GIVEN INSTRUCTION:
Every record below should be transcribed exactly. Omit the images.

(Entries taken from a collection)
-- begin --

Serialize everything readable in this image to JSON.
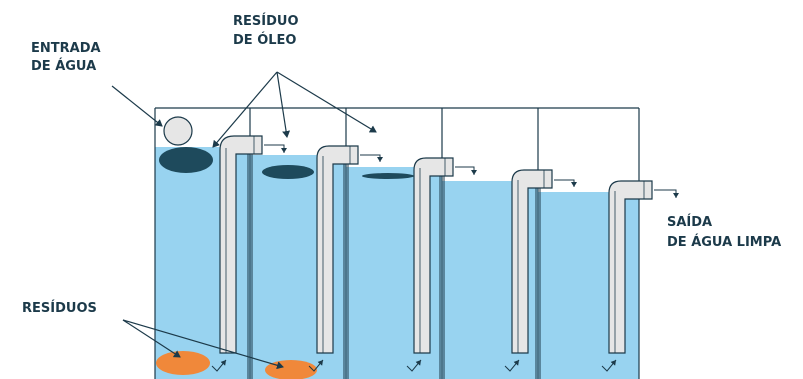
{
  "labels": {
    "water_inlet_line1": "ENTRADA",
    "water_inlet_line2": "DE ÁGUA",
    "oil_residue_line1": "RESÍDUO",
    "oil_residue_line2": "DE ÓLEO",
    "clean_outlet_line1": "SAÍDA",
    "clean_outlet_line2": "DE ÁGUA LIMPA",
    "residues": "RESÍDUOS"
  },
  "colors": {
    "water": "#98d3f0",
    "oil": "#1e4a5c",
    "residue": "#f0883a",
    "pipe": "#e6e6e6",
    "line": "#1c3a4a"
  }
}
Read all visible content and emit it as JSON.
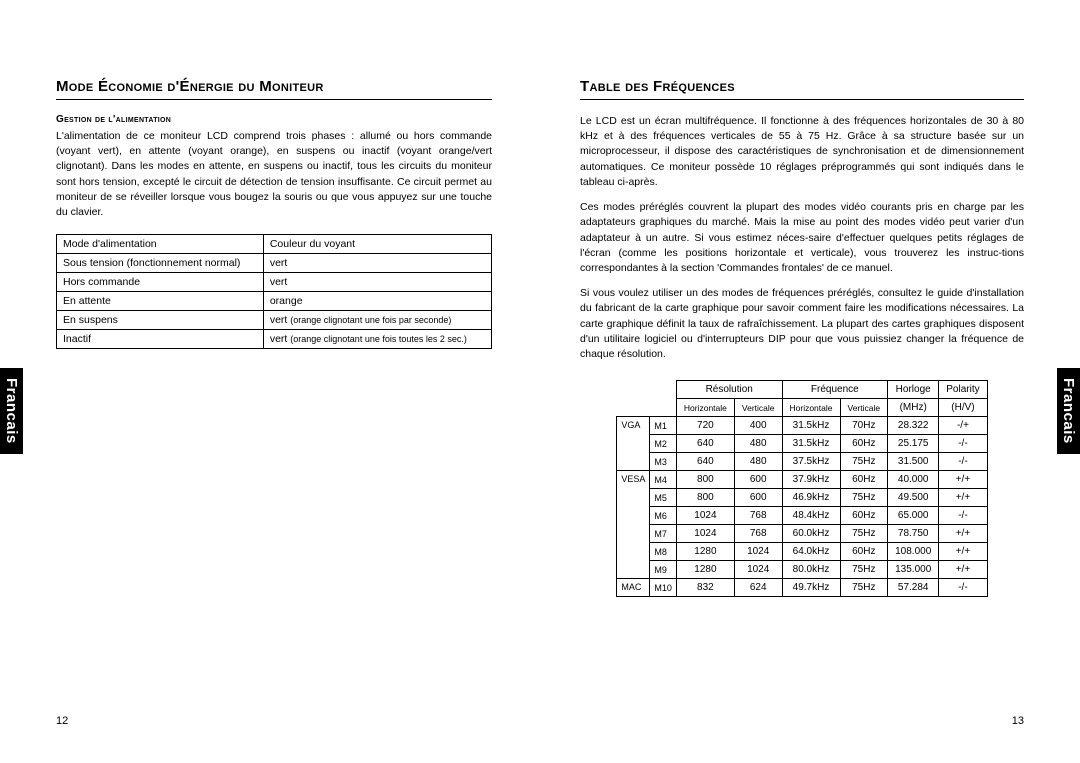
{
  "sidebar_label": "Francais",
  "page_left_num": "12",
  "page_right_num": "13",
  "left": {
    "title": "Mode Économie d'Énergie du Moniteur",
    "subsection": "Gestion de l'alimentation",
    "para1": "L'alimentation de ce moniteur LCD comprend trois phases : allumé ou hors commande (voyant vert), en attente (voyant orange), en suspens ou inactif (voyant orange/vert clignotant). Dans les modes en attente, en suspens ou inactif, tous les circuits du moniteur sont hors tension, excepté le circuit de détection de tension insuffisante. Ce circuit permet au moniteur de se réveiller lorsque vous bougez la souris ou que vous appuyez sur une touche du clavier.",
    "power_table": {
      "header": [
        "Mode d'alimentation",
        "Couleur du voyant"
      ],
      "rows": [
        [
          "Sous tension (fonctionnement normal)",
          "vert"
        ],
        [
          "Hors commande",
          "vert"
        ],
        [
          "En attente",
          "orange"
        ],
        [
          "En suspens",
          {
            "main": "vert ",
            "note": "(orange clignotant une fois par seconde)"
          }
        ],
        [
          "Inactif",
          {
            "main": "vert  ",
            "note": "(orange clignotant une fois toutes les 2 sec.)"
          }
        ]
      ]
    }
  },
  "right": {
    "title": "Table des Fréquences",
    "para1": "Le LCD est un écran multifréquence. Il fonctionne à des fréquences horizontales de 30 à 80 kHz et à des fréquences verticales de 55 à 75 Hz. Grâce à sa structure basée sur un microprocesseur, il dispose des caractéristiques de synchronisation et de dimensionnement automatiques. Ce moniteur possède 10 réglages préprogrammés qui sont indiqués dans le tableau ci-après.",
    "para2": "Ces modes préréglés couvrent la plupart des modes vidéo courants pris en charge par les adaptateurs graphiques du marché. Mais la mise au point des modes vidéo peut varier d'un adaptateur à un autre. Si vous estimez néces-saire d'effectuer quelques petits réglages de l'écran (comme les positions horizontale et verticale), vous trouverez les instruc-tions correspondantes à la section 'Commandes frontales' de ce manuel.",
    "para3": "Si vous voulez utiliser un des modes de fréquences préréglés, consultez le guide d'installation du fabricant de la carte graphique pour savoir comment faire les modifications nécessaires. La carte graphique définit la taux de rafraîchissement. La plupart des cartes graphiques disposent d'un utilitaire logiciel ou d'interrupteurs DIP pour que vous puissiez changer la fréquence de chaque résolution.",
    "freq_table": {
      "head_resolution": "Résolution",
      "head_frequency": "Fréquence",
      "head_clock": "Horloge",
      "head_polarity": "Polarity",
      "sub_horiz": "Horizontale",
      "sub_vert": "Verticale",
      "sub_mhz": "(MHz)",
      "sub_hv": "(H/V)",
      "groups": [
        {
          "label": "VGA",
          "rows": [
            {
              "m": "M1",
              "rh": "720",
              "rv": "400",
              "fh": "31.5kHz",
              "fv": "70Hz",
              "clk": "28.322",
              "pol": "-/+"
            },
            {
              "m": "M2",
              "rh": "640",
              "rv": "480",
              "fh": "31.5kHz",
              "fv": "60Hz",
              "clk": "25.175",
              "pol": "-/-"
            },
            {
              "m": "M3",
              "rh": "640",
              "rv": "480",
              "fh": "37.5kHz",
              "fv": "75Hz",
              "clk": "31.500",
              "pol": "-/-"
            }
          ]
        },
        {
          "label": "VESA",
          "rows": [
            {
              "m": "M4",
              "rh": "800",
              "rv": "600",
              "fh": "37.9kHz",
              "fv": "60Hz",
              "clk": "40.000",
              "pol": "+/+"
            },
            {
              "m": "M5",
              "rh": "800",
              "rv": "600",
              "fh": "46.9kHz",
              "fv": "75Hz",
              "clk": "49.500",
              "pol": "+/+"
            },
            {
              "m": "M6",
              "rh": "1024",
              "rv": "768",
              "fh": "48.4kHz",
              "fv": "60Hz",
              "clk": "65.000",
              "pol": "-/-"
            },
            {
              "m": "M7",
              "rh": "1024",
              "rv": "768",
              "fh": "60.0kHz",
              "fv": "75Hz",
              "clk": "78.750",
              "pol": "+/+"
            },
            {
              "m": "M8",
              "rh": "1280",
              "rv": "1024",
              "fh": "64.0kHz",
              "fv": "60Hz",
              "clk": "108.000",
              "pol": "+/+"
            },
            {
              "m": "M9",
              "rh": "1280",
              "rv": "1024",
              "fh": "80.0kHz",
              "fv": "75Hz",
              "clk": "135.000",
              "pol": "+/+"
            }
          ]
        },
        {
          "label": "MAC",
          "rows": [
            {
              "m": "M10",
              "rh": "832",
              "rv": "624",
              "fh": "49.7kHz",
              "fv": "75Hz",
              "clk": "57.284",
              "pol": "-/-"
            }
          ]
        }
      ]
    }
  }
}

-- end --

FINISHED ANSWER:
Serialize everything readable in this image to JSON.
{
  "labels": {
    "water_inlet_line1": "ENTRADA",
    "water_inlet_line2": "DE ÁGUA",
    "oil_residue_line1": "RESÍDUO",
    "oil_residue_line2": "DE ÓLEO",
    "clean_outlet_line1": "SAÍDA",
    "clean_outlet_line2": "DE ÁGUA LIMPA",
    "residues": "RESÍDUOS"
  },
  "colors": {
    "water": "#98d3f0",
    "oil": "#1e4a5c",
    "residue": "#f0883a",
    "pipe": "#e6e6e6",
    "line": "#1c3a4a"
  }
}
Read all visible content and emit it as JSON.
{
  "sidebar_label": "Francais",
  "page_left_num": "12",
  "page_right_num": "13",
  "left": {
    "title": "Mode Économie d'Énergie du Moniteur",
    "subsection": "Gestion de l'alimentation",
    "para1": "L'alimentation de ce moniteur LCD comprend trois phases : allumé ou hors commande (voyant vert), en attente (voyant orange), en suspens ou inactif (voyant orange/vert clignotant). Dans les modes en attente, en suspens ou inactif, tous les circuits du moniteur sont hors tension, excepté le circuit de détection de tension insuffisante. Ce circuit permet au moniteur de se réveiller lorsque vous bougez la souris ou que vous appuyez sur une touche du clavier.",
    "power_table": {
      "header": [
        "Mode d'alimentation",
        "Couleur du voyant"
      ],
      "rows": [
        [
          "Sous tension (fonctionnement normal)",
          "vert"
        ],
        [
          "Hors commande",
          "vert"
        ],
        [
          "En attente",
          "orange"
        ],
        [
          "En suspens",
          {
            "main": "vert ",
            "note": "(orange clignotant une fois par seconde)"
          }
        ],
        [
          "Inactif",
          {
            "main": "vert  ",
            "note": "(orange clignotant une fois toutes les 2 sec.)"
          }
        ]
      ]
    }
  },
  "right": {
    "title": "Table des Fréquences",
    "para1": "Le LCD est un écran multifréquence. Il fonctionne à des fréquences horizontales de 30 à 80 kHz et à des fréquences verticales de 55 à 75 Hz. Grâce à sa structure basée sur un microprocesseur, il dispose des caractéristiques de synchronisation et de dimensionnement automatiques. Ce moniteur possède 10 réglages préprogrammés qui sont indiqués dans le tableau ci-après.",
    "para2": "Ces modes préréglés couvrent la plupart des modes vidéo courants pris en charge par les adaptateurs graphiques du marché. Mais la mise au point des modes vidéo peut varier d'un adaptateur à un autre. Si vous estimez néces-saire d'effectuer quelques petits réglages de l'écran (comme les positions horizontale et verticale), vous trouverez les instruc-tions correspondantes à la section 'Commandes frontales' de ce manuel.",
    "para3": "Si vous voulez utiliser un des modes de fréquences préréglés, consultez le guide d'installation du fabricant de la carte graphique pour savoir comment faire les modifications nécessaires. La carte graphique définit la taux de rafraîchissement. La plupart des cartes graphiques disposent d'un utilitaire logiciel ou d'interrupteurs DIP pour que vous puissiez changer la fréquence de chaque résolution.",
    "freq_table": {
      "head_resolution": "Résolution",
      "head_frequency": "Fréquence",
      "head_clock": "Horloge",
      "head_polarity": "Polarity",
      "sub_horiz": "Horizontale",
      "sub_vert": "Verticale",
      "sub_mhz": "(MHz)",
      "sub_hv": "(H/V)",
      "groups": [
        {
          "label": "VGA",
          "rows": [
            {
              "m": "M1",
              "rh": "720",
              "rv": "400",
              "fh": "31.5kHz",
              "fv": "70Hz",
              "clk": "28.322",
              "pol": "-/+"
            },
            {
              "m": "M2",
              "rh": "640",
              "rv": "480",
              "fh": "31.5kHz",
              "fv": "60Hz",
              "clk": "25.175",
              "pol": "-/-"
            },
            {
              "m": "M3",
              "rh": "640",
              "rv": "480",
              "fh": "37.5kHz",
              "fv": "75Hz",
              "clk": "31.500",
              "pol": "-/-"
            }
          ]
        },
        {
          "label": "VESA",
          "rows": [
            {
              "m": "M4",
              "rh": "800",
              "rv": "600",
              "fh": "37.9kHz",
              "fv": "60Hz",
              "clk": "40.000",
              "pol": "+/+"
            },
            {
              "m": "M5",
              "rh": "800",
              "rv": "600",
              "fh": "46.9kHz",
              "fv": "75Hz",
              "clk": "49.500",
              "pol": "+/+"
            },
            {
              "m": "M6",
              "rh": "1024",
              "rv": "768",
              "fh": "48.4kHz",
              "fv": "60Hz",
              "clk": "65.000",
              "pol": "-/-"
            },
            {
              "m": "M7",
              "rh": "1024",
              "rv": "768",
              "fh": "60.0kHz",
              "fv": "75Hz",
              "clk": "78.750",
              "pol": "+/+"
            },
            {
              "m": "M8",
              "rh": "1280",
              "rv": "1024",
              "fh": "64.0kHz",
              "fv": "60Hz",
              "clk": "108.000",
              "pol": "+/+"
            },
            {
              "m": "M9",
              "rh": "1280",
              "rv": "1024",
              "fh": "80.0kHz",
              "fv": "75Hz",
              "clk": "135.000",
              "pol": "+/+"
            }
          ]
        },
        {
          "label": "MAC",
          "rows": [
            {
              "m": "M10",
              "rh": "832",
              "rv": "624",
              "fh": "49.7kHz",
              "fv": "75Hz",
              "clk": "57.284",
              "pol": "-/-"
            }
          ]
        }
      ]
    }
  }
}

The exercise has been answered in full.